▶ _Set problem_
Copy each record exactly as it reads, leaving out any pictures it holds.
[BEGIN Record extracts]
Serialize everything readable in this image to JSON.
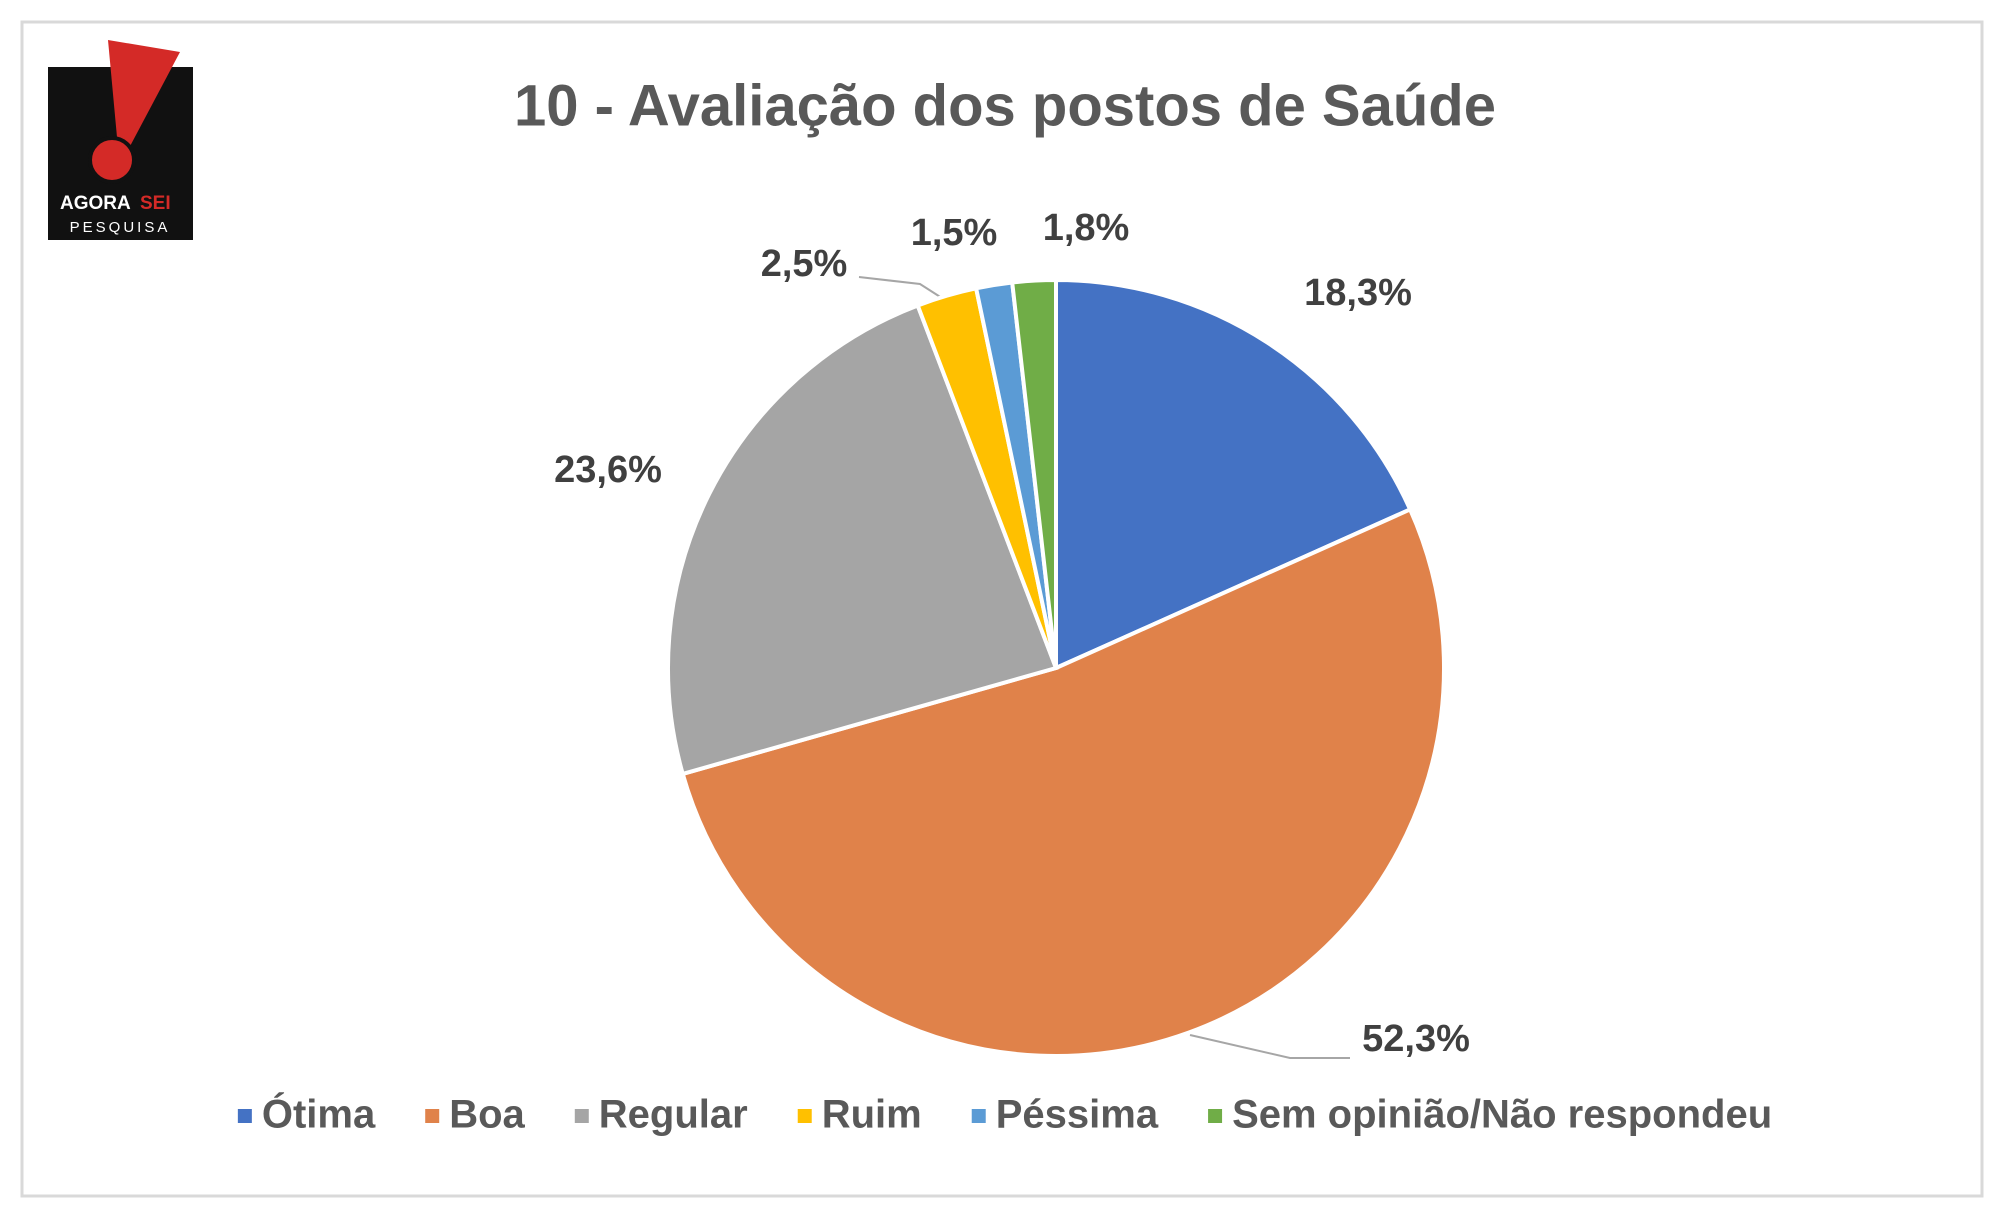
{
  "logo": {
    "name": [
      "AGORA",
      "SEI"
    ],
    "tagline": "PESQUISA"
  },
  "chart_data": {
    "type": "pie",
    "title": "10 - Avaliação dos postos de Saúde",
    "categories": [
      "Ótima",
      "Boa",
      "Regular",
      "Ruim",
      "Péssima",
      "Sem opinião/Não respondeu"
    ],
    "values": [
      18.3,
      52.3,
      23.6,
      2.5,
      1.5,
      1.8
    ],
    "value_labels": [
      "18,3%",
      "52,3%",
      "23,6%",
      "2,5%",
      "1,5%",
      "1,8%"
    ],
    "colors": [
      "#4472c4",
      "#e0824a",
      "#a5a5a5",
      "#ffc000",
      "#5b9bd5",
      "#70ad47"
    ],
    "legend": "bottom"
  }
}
[END Record extracts]
▶ _Solution to this problem_
Serialize everything readable in this image to JSON.
{
  "logo": {
    "name": [
      "AGORA",
      "SEI"
    ],
    "tagline": "PESQUISA"
  },
  "chart_data": {
    "type": "pie",
    "title": "10 - Avaliação dos postos de Saúde",
    "categories": [
      "Ótima",
      "Boa",
      "Regular",
      "Ruim",
      "Péssima",
      "Sem opinião/Não respondeu"
    ],
    "values": [
      18.3,
      52.3,
      23.6,
      2.5,
      1.5,
      1.8
    ],
    "value_labels": [
      "18,3%",
      "52,3%",
      "23,6%",
      "2,5%",
      "1,5%",
      "1,8%"
    ],
    "colors": [
      "#4472c4",
      "#e0824a",
      "#a5a5a5",
      "#ffc000",
      "#5b9bd5",
      "#70ad47"
    ],
    "legend": "bottom"
  }
}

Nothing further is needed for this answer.